任务内容:
A. 请一字不改地引用关于Pai-Megatron-Patch的文本摘录中的一段，从含有“这样解耦合的好处就是Mega”的词句开始，到“on模型权重之间的双向转换。”结束。
B. 根据关于Pai-Megatron-Patch的文本摘录，回答下列问题，每题一行：
(i) 需要扩充完善的部分以什么方式呈现？
(ii) 与Megatron-LM解耦合的好处是什么？
(iii) patch提供了哪两种模型权重之间的双向转换？

Pai-Megatron-Patch的设计理念是不对Megatron-LM的源码进行侵入式修改，即不在Megatron-LM里面添加新的功能特性，
将需要扩充完善的部分以patch补丁的方式呈现。在patch中构建LLM训练链路通过依赖Megatron-LM核心库的方法实现和Megatron-LM的解耦合。
这样解耦合的好处就是Megatron-LM的升级不会影响用户的LLM最佳实践体验。

Pai-Megatron-Patch中包含模型库，分词器，模型转换，强化学习，离线文本生成以及使用示例和工具集等用于构建LLM训练的关键要素。
在模型库中包含热门大模型的Megatron版本实现，例如baichuan，bloom，chatglm，falcon，galactica，glm，llama，qwen和starcoder，
后续还会根据需要及时添加新的Megatron版大模型实现。同时patch还提供了huggingface模型权重和Megatron模型权重之间的双向转换。

所示信息:

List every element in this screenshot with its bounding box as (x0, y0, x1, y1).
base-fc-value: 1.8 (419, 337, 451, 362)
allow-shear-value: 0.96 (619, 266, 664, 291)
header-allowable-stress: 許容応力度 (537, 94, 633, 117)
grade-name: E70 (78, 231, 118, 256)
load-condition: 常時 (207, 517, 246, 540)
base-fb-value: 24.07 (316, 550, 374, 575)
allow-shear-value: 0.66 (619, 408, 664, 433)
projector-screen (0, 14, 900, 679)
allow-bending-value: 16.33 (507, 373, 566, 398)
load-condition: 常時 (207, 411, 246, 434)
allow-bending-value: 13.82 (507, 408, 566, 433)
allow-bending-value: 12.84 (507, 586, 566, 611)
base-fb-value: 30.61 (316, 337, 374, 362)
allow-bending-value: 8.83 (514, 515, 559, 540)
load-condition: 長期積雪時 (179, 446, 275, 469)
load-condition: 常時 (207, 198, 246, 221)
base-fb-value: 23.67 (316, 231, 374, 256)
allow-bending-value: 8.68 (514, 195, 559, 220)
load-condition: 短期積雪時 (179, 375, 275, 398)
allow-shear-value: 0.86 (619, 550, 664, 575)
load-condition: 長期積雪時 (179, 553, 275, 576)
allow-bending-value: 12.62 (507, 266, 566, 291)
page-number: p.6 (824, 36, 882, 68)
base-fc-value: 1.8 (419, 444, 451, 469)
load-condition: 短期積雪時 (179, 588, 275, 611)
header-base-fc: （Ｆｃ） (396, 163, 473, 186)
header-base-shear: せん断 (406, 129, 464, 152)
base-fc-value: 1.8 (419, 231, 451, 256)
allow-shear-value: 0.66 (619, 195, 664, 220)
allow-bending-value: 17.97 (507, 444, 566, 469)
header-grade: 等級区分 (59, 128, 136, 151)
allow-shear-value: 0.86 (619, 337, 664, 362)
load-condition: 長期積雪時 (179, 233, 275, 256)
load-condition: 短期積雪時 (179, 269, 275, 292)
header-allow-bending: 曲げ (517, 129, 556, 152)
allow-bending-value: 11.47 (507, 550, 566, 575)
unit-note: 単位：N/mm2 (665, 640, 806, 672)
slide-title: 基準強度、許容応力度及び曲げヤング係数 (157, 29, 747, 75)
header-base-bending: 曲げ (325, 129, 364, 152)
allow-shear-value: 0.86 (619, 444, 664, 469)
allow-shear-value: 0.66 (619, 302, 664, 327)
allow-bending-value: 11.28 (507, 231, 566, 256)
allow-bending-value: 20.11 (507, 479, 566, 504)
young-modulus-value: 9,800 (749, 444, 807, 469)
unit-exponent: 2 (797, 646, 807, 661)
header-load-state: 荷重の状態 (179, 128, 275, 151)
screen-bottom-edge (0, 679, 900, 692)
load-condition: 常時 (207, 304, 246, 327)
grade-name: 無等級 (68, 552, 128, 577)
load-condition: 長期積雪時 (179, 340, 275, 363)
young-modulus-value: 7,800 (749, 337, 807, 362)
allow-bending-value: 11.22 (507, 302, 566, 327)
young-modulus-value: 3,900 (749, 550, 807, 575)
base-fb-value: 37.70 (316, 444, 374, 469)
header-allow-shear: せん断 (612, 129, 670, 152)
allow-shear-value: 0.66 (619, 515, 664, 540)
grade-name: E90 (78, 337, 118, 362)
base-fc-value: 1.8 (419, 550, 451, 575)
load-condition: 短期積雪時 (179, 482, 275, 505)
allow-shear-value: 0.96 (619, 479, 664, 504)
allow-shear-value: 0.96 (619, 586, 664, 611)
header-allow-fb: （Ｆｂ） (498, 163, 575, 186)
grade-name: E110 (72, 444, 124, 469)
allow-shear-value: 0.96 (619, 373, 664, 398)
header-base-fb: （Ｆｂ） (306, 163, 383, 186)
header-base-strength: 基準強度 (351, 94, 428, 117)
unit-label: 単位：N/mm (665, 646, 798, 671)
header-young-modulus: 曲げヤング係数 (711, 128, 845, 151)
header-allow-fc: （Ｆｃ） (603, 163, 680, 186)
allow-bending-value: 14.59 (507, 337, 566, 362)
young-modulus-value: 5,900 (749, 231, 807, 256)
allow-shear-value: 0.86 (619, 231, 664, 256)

参考答案:
A.
这样解耦合的好处就是Megatron-LM的升级不会影响用户的LLM最佳实践体验。

Pai-Megatron-Patch中包含模型库，分词器，模型转换，强化学习，离线文本生成以及使用示例和工具集等用于构建LLM训练的关键要素。
在模型库中包含热门大模型的Megatron版本实现，例如baichuan，bloom，chatglm，falcon，galactica，glm，llama，qwen和starcoder，
后续还会根据需要及时添加新的Megatron版大模型实现。同时patch还提供了huggingface模型权重和Megatron模型权重之间的双向转换。

B.
(i) 以patch补丁的方式呈现。
(ii) Megatron-LM的升级不会影响用户的LLM最佳实践体验。
(iii) huggingface模型权重和Megatron模型权重。